_Set problem_
How many of the lines here include "title"? Answer with a single number.

_Material provided_

━━━━

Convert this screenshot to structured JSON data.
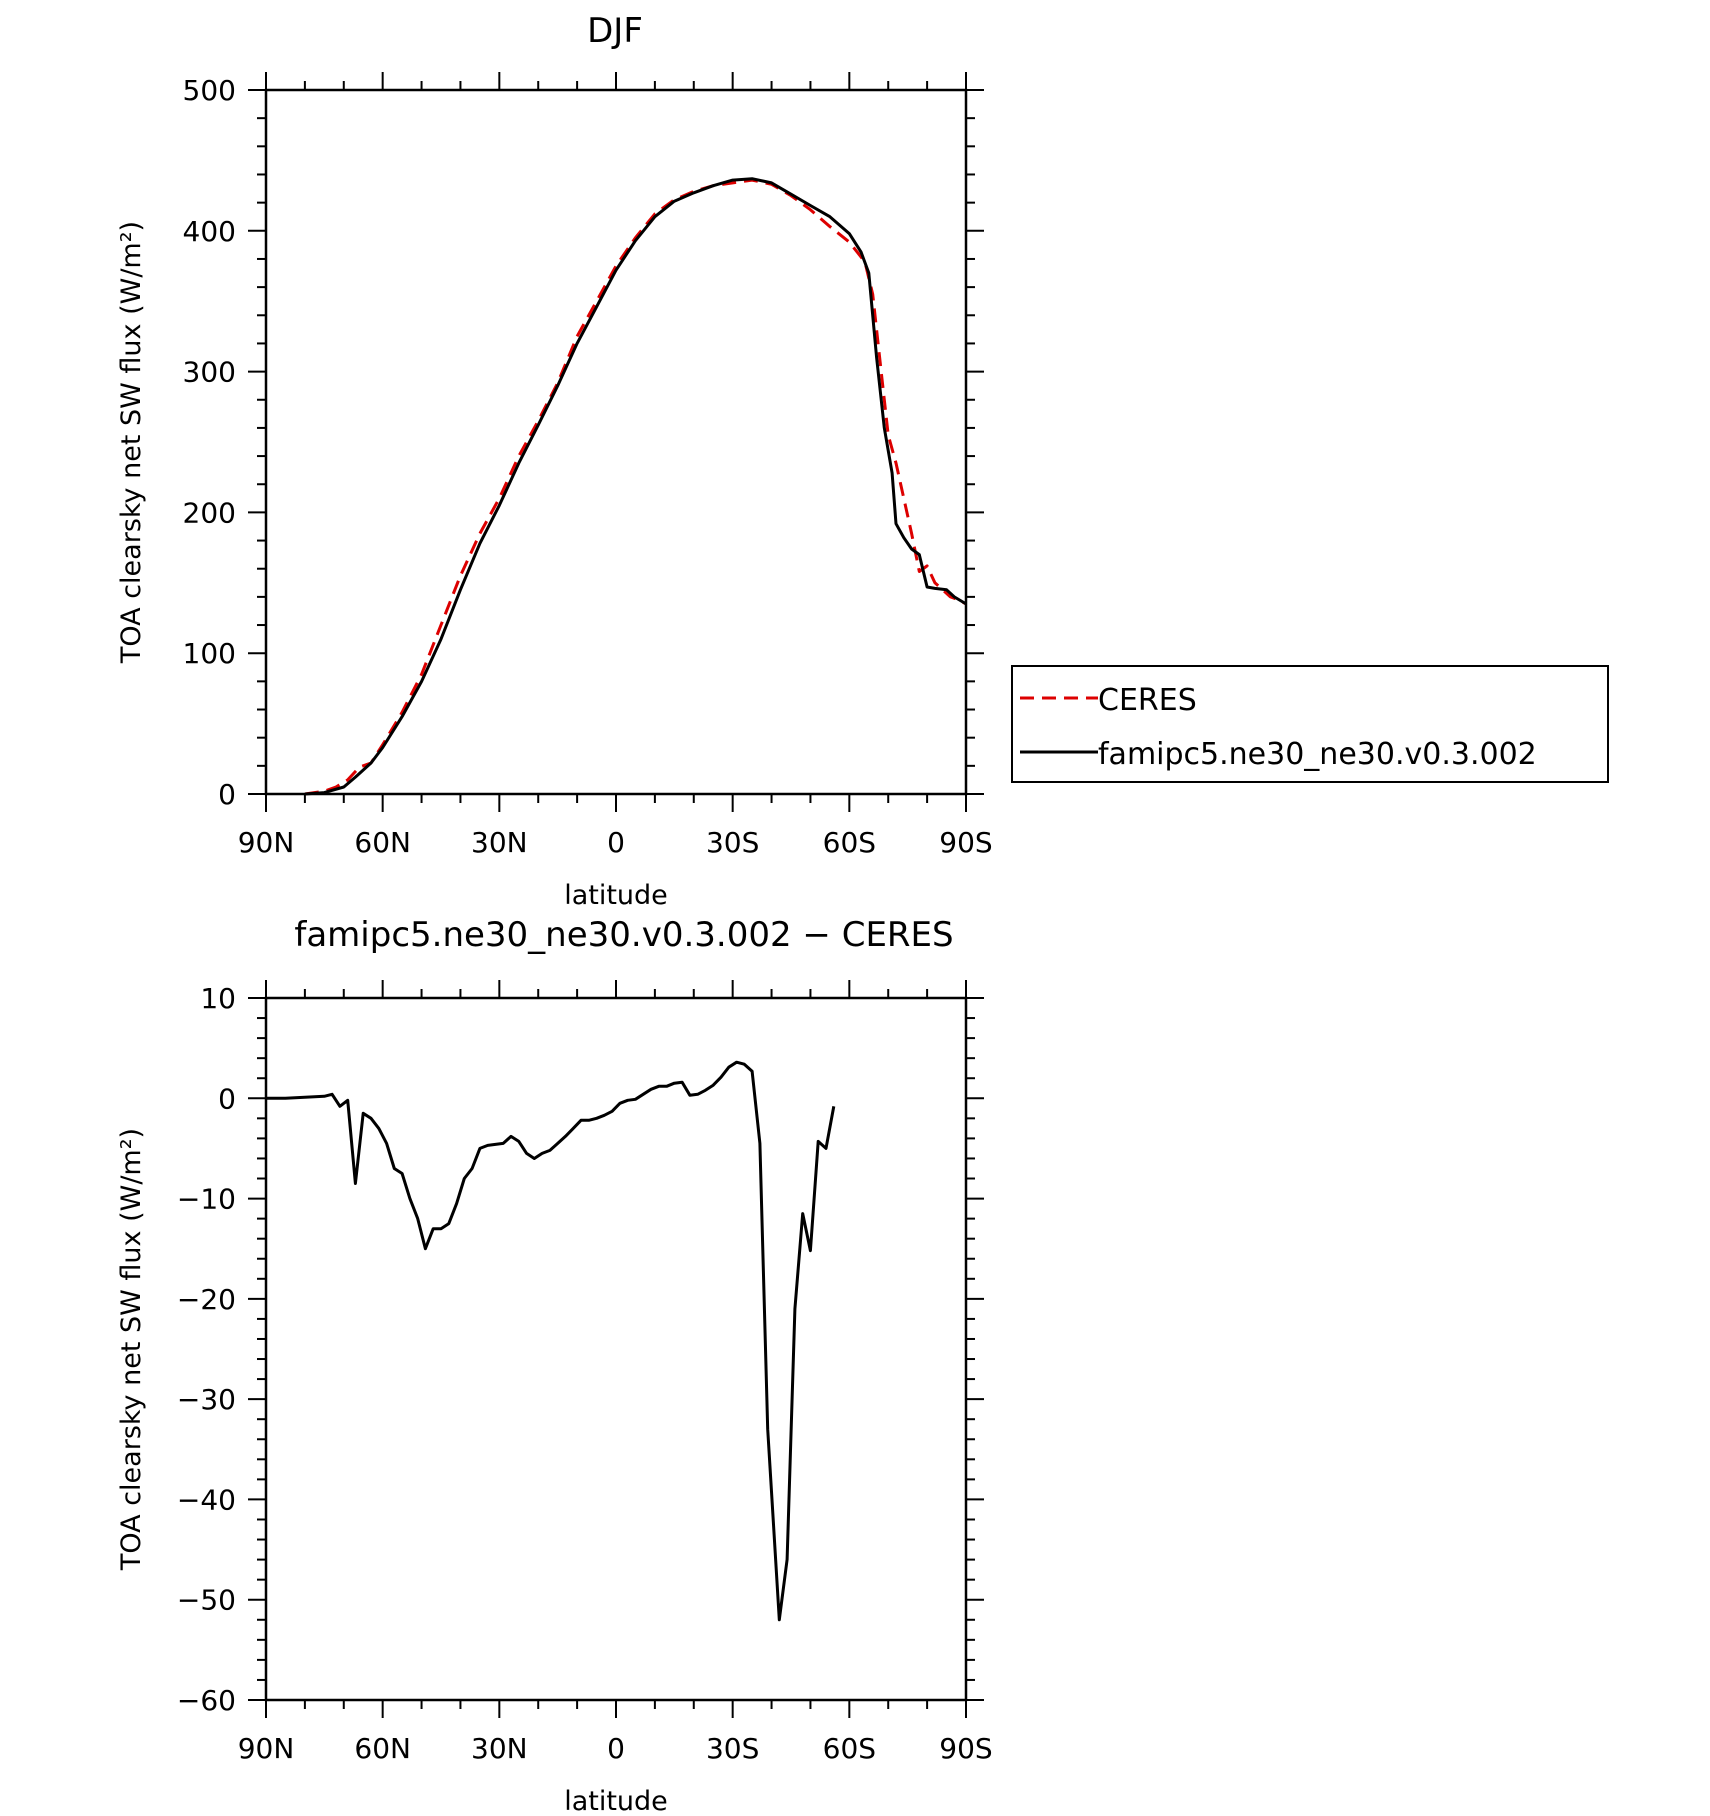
{
  "chart_data": [
    {
      "type": "line",
      "title": "DJF",
      "xlabel": "latitude",
      "ylabel": "TOA clearsky net SW flux (W/m²)",
      "xlim": [
        90,
        -90
      ],
      "ylim": [
        0,
        500
      ],
      "xticks": [
        {
          "value": 90,
          "label": "90N"
        },
        {
          "value": 60,
          "label": "60N"
        },
        {
          "value": 30,
          "label": "30N"
        },
        {
          "value": 0,
          "label": "0"
        },
        {
          "value": -30,
          "label": "30S"
        },
        {
          "value": -60,
          "label": "60S"
        },
        {
          "value": -90,
          "label": "90S"
        }
      ],
      "yticks": [
        {
          "value": 0,
          "label": "0"
        },
        {
          "value": 100,
          "label": "100"
        },
        {
          "value": 200,
          "label": "200"
        },
        {
          "value": 300,
          "label": "300"
        },
        {
          "value": 400,
          "label": "400"
        },
        {
          "value": 500,
          "label": "500"
        }
      ],
      "legend_position": "right",
      "series": [
        {
          "name": "CERES",
          "color": "#dd0000",
          "style": "dashed",
          "points": [
            [
              80,
              0
            ],
            [
              75,
              2
            ],
            [
              72,
              5
            ],
            [
              69,
              10
            ],
            [
              66,
              19
            ],
            [
              63,
              22
            ],
            [
              60,
              35
            ],
            [
              55,
              58
            ],
            [
              50,
              85
            ],
            [
              45,
              120
            ],
            [
              40,
              155
            ],
            [
              35,
              185
            ],
            [
              30,
              210
            ],
            [
              25,
              240
            ],
            [
              20,
              265
            ],
            [
              15,
              292
            ],
            [
              10,
              325
            ],
            [
              5,
              350
            ],
            [
              0,
              375
            ],
            [
              -5,
              395
            ],
            [
              -10,
              412
            ],
            [
              -15,
              422
            ],
            [
              -20,
              428
            ],
            [
              -25,
              432
            ],
            [
              -30,
              434
            ],
            [
              -35,
              436
            ],
            [
              -40,
              433
            ],
            [
              -45,
              425
            ],
            [
              -50,
              415
            ],
            [
              -55,
              403
            ],
            [
              -60,
              392
            ],
            [
              -64,
              378
            ],
            [
              -66,
              355
            ],
            [
              -68,
              305
            ],
            [
              -70,
              255
            ],
            [
              -72,
              235
            ],
            [
              -74,
              210
            ],
            [
              -76,
              185
            ],
            [
              -78,
              158
            ],
            [
              -80,
              162
            ],
            [
              -82,
              150
            ],
            [
              -84,
              145
            ],
            [
              -86,
              140
            ],
            [
              -88,
              138
            ],
            [
              -90,
              135
            ]
          ]
        },
        {
          "name": "famipc5.ne30_ne30.v0.3.002",
          "color": "#000000",
          "style": "solid",
          "points": [
            [
              80,
              0
            ],
            [
              75,
              1
            ],
            [
              70,
              5
            ],
            [
              67,
              12
            ],
            [
              63,
              22
            ],
            [
              60,
              33
            ],
            [
              55,
              55
            ],
            [
              50,
              80
            ],
            [
              45,
              110
            ],
            [
              40,
              145
            ],
            [
              35,
              178
            ],
            [
              30,
              205
            ],
            [
              25,
              235
            ],
            [
              20,
              262
            ],
            [
              15,
              290
            ],
            [
              10,
              320
            ],
            [
              5,
              346
            ],
            [
              0,
              372
            ],
            [
              -5,
              393
            ],
            [
              -10,
              410
            ],
            [
              -15,
              421
            ],
            [
              -20,
              427
            ],
            [
              -25,
              432
            ],
            [
              -30,
              436
            ],
            [
              -35,
              437
            ],
            [
              -40,
              434
            ],
            [
              -45,
              426
            ],
            [
              -50,
              418
            ],
            [
              -55,
              410
            ],
            [
              -60,
              398
            ],
            [
              -63,
              385
            ],
            [
              -65,
              370
            ],
            [
              -67,
              310
            ],
            [
              -69,
              260
            ],
            [
              -71,
              228
            ],
            [
              -72,
              192
            ],
            [
              -74,
              182
            ],
            [
              -76,
              174
            ],
            [
              -78,
              170
            ],
            [
              -80,
              147
            ],
            [
              -82,
              146
            ],
            [
              -85,
              145
            ],
            [
              -87,
              140
            ],
            [
              -90,
              135
            ]
          ]
        }
      ]
    },
    {
      "type": "line",
      "title": "famipc5.ne30_ne30.v0.3.002 − CERES",
      "xlabel": "latitude",
      "ylabel": "TOA clearsky net SW flux (W/m²)",
      "xlim": [
        90,
        -90
      ],
      "ylim": [
        -60,
        10
      ],
      "xticks": [
        {
          "value": 90,
          "label": "90N"
        },
        {
          "value": 60,
          "label": "60N"
        },
        {
          "value": 30,
          "label": "30N"
        },
        {
          "value": 0,
          "label": "0"
        },
        {
          "value": -30,
          "label": "30S"
        },
        {
          "value": -60,
          "label": "60S"
        },
        {
          "value": -90,
          "label": "90S"
        }
      ],
      "yticks": [
        {
          "value": 10,
          "label": "10"
        },
        {
          "value": 0,
          "label": "0"
        },
        {
          "value": -10,
          "label": "−10"
        },
        {
          "value": -20,
          "label": "−20"
        },
        {
          "value": -30,
          "label": "−30"
        },
        {
          "value": -40,
          "label": "−40"
        },
        {
          "value": -50,
          "label": "−50"
        },
        {
          "value": -60,
          "label": "−60"
        }
      ],
      "series": [
        {
          "color": "#000000",
          "style": "solid",
          "points": [
            [
              90,
              0
            ],
            [
              85,
              0
            ],
            [
              80,
              0.1
            ],
            [
              75,
              0.2
            ],
            [
              73,
              0.4
            ],
            [
              71,
              -0.8
            ],
            [
              69,
              -0.2
            ],
            [
              67,
              -8.5
            ],
            [
              65,
              -1.5
            ],
            [
              63,
              -2
            ],
            [
              61,
              -3
            ],
            [
              59,
              -4.5
            ],
            [
              57,
              -7
            ],
            [
              55,
              -7.5
            ],
            [
              53,
              -10
            ],
            [
              51,
              -12
            ],
            [
              49,
              -15
            ],
            [
              47,
              -13
            ],
            [
              45,
              -13
            ],
            [
              43,
              -12.5
            ],
            [
              41,
              -10.5
            ],
            [
              39,
              -8
            ],
            [
              37,
              -7
            ],
            [
              35,
              -5
            ],
            [
              33,
              -4.7
            ],
            [
              31,
              -4.6
            ],
            [
              29,
              -4.5
            ],
            [
              27,
              -3.8
            ],
            [
              25,
              -4.3
            ],
            [
              23,
              -5.5
            ],
            [
              21,
              -6
            ],
            [
              19,
              -5.5
            ],
            [
              17,
              -5.2
            ],
            [
              15,
              -4.5
            ],
            [
              13,
              -3.8
            ],
            [
              11,
              -3
            ],
            [
              9,
              -2.2
            ],
            [
              7,
              -2.2
            ],
            [
              5,
              -2
            ],
            [
              3,
              -1.7
            ],
            [
              1,
              -1.3
            ],
            [
              -1,
              -0.5
            ],
            [
              -3,
              -0.2
            ],
            [
              -5,
              -0.1
            ],
            [
              -7,
              0.4
            ],
            [
              -9,
              0.9
            ],
            [
              -11,
              1.2
            ],
            [
              -13,
              1.2
            ],
            [
              -15,
              1.5
            ],
            [
              -17,
              1.6
            ],
            [
              -19,
              0.3
            ],
            [
              -21,
              0.4
            ],
            [
              -23,
              0.8
            ],
            [
              -25,
              1.3
            ],
            [
              -27,
              2.1
            ],
            [
              -29,
              3.1
            ],
            [
              -31,
              3.6
            ],
            [
              -33,
              3.4
            ],
            [
              -35,
              2.7
            ],
            [
              -37,
              -4.5
            ],
            [
              -39,
              -33
            ],
            [
              -42,
              -52
            ],
            [
              -44,
              -46
            ],
            [
              -46,
              -21
            ],
            [
              -48,
              -11.5
            ],
            [
              -50,
              -15.2
            ],
            [
              -52,
              -4.3
            ],
            [
              -54,
              -5
            ],
            [
              -56,
              -0.8
            ]
          ]
        }
      ]
    }
  ]
}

━━━━

_Reply_
2